Goal >> Repeat exactly the lines of the listing from the line containing "Serialize everything readable" through its last line, and nothing beyond them.

──────── Input material

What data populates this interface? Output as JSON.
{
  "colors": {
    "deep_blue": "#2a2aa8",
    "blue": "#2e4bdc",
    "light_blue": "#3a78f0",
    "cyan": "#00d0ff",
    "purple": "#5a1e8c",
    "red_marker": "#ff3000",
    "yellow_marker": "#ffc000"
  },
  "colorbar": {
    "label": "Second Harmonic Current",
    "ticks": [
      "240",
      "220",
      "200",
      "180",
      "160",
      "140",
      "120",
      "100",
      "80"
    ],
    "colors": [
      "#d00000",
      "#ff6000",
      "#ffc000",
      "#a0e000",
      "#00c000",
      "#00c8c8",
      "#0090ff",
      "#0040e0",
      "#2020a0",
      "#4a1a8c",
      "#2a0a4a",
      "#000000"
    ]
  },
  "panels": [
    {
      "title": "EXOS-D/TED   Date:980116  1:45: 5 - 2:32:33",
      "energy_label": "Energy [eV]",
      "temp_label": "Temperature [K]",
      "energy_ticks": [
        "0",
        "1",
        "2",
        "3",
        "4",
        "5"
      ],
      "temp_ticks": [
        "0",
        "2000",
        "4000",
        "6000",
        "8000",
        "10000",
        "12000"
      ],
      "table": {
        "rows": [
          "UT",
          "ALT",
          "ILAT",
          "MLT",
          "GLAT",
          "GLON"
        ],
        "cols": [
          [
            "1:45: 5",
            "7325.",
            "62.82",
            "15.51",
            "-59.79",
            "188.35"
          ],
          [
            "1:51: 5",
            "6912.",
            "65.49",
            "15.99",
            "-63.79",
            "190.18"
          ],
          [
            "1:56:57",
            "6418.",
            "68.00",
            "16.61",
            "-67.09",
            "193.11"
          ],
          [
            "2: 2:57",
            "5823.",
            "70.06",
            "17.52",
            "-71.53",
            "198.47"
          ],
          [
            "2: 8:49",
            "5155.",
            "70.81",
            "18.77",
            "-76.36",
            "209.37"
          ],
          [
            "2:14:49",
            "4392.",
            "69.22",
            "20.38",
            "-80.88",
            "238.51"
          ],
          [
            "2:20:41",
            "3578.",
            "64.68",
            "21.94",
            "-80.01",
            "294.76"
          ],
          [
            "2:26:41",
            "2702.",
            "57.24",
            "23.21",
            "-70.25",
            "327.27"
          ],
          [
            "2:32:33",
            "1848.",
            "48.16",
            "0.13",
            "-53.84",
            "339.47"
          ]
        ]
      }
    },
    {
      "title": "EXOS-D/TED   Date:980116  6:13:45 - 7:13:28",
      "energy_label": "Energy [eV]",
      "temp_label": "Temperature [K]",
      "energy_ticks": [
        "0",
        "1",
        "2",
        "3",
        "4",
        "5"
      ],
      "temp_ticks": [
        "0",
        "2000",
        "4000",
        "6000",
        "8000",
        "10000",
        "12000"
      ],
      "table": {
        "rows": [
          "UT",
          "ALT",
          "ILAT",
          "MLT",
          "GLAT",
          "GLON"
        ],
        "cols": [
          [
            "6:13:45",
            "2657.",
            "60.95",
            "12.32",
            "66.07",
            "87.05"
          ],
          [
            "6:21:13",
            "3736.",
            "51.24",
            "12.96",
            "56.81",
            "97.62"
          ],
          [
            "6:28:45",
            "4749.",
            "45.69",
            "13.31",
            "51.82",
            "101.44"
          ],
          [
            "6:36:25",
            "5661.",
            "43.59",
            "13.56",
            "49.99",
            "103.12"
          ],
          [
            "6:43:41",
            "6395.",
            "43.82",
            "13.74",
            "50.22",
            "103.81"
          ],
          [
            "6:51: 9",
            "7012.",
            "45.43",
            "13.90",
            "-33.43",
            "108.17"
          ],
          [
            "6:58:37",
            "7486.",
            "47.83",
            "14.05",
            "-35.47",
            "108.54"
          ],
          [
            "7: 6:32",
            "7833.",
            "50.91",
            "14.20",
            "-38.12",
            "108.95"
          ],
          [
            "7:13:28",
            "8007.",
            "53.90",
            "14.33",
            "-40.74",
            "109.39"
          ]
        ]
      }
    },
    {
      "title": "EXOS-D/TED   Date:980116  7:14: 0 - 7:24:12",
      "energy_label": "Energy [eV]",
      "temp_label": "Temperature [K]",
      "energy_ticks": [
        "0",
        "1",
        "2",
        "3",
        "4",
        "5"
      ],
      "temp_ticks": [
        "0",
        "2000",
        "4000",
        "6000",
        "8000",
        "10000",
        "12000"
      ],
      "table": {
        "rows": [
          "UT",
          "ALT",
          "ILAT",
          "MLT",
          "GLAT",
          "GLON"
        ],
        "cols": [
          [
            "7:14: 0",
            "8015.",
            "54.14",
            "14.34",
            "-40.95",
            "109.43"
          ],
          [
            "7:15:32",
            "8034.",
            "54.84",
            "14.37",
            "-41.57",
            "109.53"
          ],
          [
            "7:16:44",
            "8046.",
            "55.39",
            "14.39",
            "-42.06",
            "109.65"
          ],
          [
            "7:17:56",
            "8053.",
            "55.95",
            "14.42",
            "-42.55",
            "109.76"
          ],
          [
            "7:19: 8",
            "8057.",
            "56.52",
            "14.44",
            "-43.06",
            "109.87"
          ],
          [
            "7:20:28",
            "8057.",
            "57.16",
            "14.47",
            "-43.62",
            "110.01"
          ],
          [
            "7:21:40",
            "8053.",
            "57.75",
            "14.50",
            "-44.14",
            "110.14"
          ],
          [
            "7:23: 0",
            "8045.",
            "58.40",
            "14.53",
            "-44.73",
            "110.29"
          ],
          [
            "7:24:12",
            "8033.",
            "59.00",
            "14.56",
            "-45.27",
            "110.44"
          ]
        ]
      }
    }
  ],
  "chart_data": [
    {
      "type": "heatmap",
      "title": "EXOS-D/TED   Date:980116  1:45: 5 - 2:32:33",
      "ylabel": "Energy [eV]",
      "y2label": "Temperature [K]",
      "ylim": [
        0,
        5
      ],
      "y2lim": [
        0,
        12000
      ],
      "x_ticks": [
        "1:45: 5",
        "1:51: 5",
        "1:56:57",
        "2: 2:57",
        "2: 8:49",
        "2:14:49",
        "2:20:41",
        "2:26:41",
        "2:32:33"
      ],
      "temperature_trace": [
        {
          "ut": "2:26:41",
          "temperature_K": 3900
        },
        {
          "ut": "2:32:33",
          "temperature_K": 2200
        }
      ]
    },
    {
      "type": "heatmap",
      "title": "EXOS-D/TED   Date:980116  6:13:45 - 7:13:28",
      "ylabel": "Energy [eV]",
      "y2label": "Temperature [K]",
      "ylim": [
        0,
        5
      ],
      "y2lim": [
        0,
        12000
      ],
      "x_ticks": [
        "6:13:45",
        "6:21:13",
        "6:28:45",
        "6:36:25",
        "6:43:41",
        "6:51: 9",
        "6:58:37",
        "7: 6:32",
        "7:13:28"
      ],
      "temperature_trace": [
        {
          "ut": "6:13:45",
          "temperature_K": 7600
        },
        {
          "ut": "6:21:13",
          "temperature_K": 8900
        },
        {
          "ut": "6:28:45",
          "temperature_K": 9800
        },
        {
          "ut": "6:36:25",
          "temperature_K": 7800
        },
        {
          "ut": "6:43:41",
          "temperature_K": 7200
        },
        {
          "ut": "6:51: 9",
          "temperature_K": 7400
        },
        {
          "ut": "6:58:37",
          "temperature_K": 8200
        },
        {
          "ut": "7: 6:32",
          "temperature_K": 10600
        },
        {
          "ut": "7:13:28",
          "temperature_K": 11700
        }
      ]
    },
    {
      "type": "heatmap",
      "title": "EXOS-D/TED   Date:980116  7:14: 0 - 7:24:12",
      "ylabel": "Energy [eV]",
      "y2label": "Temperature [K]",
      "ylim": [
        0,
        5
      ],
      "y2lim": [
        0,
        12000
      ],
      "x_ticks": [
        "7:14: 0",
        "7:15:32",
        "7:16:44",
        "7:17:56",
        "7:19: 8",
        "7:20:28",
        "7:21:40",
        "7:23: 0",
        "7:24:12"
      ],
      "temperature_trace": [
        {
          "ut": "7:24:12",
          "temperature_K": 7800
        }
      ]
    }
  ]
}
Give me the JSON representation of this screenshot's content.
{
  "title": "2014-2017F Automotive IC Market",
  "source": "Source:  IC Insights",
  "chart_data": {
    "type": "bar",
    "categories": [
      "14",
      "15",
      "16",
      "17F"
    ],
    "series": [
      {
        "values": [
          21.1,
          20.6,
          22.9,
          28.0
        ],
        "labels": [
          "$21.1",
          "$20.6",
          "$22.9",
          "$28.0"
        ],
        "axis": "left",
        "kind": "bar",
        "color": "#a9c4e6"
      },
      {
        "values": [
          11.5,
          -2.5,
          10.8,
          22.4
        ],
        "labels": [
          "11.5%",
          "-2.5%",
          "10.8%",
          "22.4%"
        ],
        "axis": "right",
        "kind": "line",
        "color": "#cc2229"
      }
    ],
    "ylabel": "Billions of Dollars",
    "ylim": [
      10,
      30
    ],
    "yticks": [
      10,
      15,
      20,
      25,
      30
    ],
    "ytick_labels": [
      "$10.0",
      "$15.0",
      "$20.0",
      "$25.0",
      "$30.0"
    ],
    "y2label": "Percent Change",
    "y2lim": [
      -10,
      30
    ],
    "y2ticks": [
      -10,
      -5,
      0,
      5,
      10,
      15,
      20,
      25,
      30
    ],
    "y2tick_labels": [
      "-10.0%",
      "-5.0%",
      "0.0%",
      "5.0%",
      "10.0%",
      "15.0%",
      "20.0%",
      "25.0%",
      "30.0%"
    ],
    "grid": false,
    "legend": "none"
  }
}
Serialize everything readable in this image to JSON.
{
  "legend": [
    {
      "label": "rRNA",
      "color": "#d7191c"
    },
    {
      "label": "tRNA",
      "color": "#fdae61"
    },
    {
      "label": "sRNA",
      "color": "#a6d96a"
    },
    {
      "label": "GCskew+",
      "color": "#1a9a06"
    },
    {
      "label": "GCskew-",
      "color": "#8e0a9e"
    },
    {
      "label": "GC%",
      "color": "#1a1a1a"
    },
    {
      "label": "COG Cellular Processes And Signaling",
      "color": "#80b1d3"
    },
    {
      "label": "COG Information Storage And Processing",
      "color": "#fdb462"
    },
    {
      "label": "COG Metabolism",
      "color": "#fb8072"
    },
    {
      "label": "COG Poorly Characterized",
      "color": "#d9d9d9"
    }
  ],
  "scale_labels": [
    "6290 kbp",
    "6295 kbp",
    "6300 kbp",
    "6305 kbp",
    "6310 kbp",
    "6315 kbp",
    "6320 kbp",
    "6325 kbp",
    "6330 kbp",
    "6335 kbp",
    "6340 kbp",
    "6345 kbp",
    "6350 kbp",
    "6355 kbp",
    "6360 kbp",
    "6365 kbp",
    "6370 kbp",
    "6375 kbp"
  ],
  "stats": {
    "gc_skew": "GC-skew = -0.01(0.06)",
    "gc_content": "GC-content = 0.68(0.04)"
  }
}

────────────────

Task solution >>
Serialize everything readable in this image to JSON.
{
  "legend": [
    {
      "label": "rRNA",
      "color": "#d7191c"
    },
    {
      "label": "tRNA",
      "color": "#fdae61"
    },
    {
      "label": "sRNA",
      "color": "#a6d96a"
    },
    {
      "label": "GCskew+",
      "color": "#1a9a06"
    },
    {
      "label": "GCskew-",
      "color": "#8e0a9e"
    },
    {
      "label": "GC%",
      "color": "#1a1a1a"
    },
    {
      "label": "COG Cellular Processes And Signaling",
      "color": "#80b1d3"
    },
    {
      "label": "COG Information Storage And Processing",
      "color": "#fdb462"
    },
    {
      "label": "COG Metabolism",
      "color": "#fb8072"
    },
    {
      "label": "COG Poorly Characterized",
      "color": "#d9d9d9"
    }
  ],
  "scale_labels": [
    "6290 kbp",
    "6295 kbp",
    "6300 kbp",
    "6305 kbp",
    "6310 kbp",
    "6315 kbp",
    "6320 kbp",
    "6325 kbp",
    "6330 kbp",
    "6335 kbp",
    "6340 kbp",
    "6345 kbp",
    "6350 kbp",
    "6355 kbp",
    "6360 kbp",
    "6365 kbp",
    "6370 kbp",
    "6375 kbp"
  ],
  "stats": {
    "gc_skew": "GC-skew = -0.01(0.06)",
    "gc_content": "GC-content = 0.68(0.04)"
  }
}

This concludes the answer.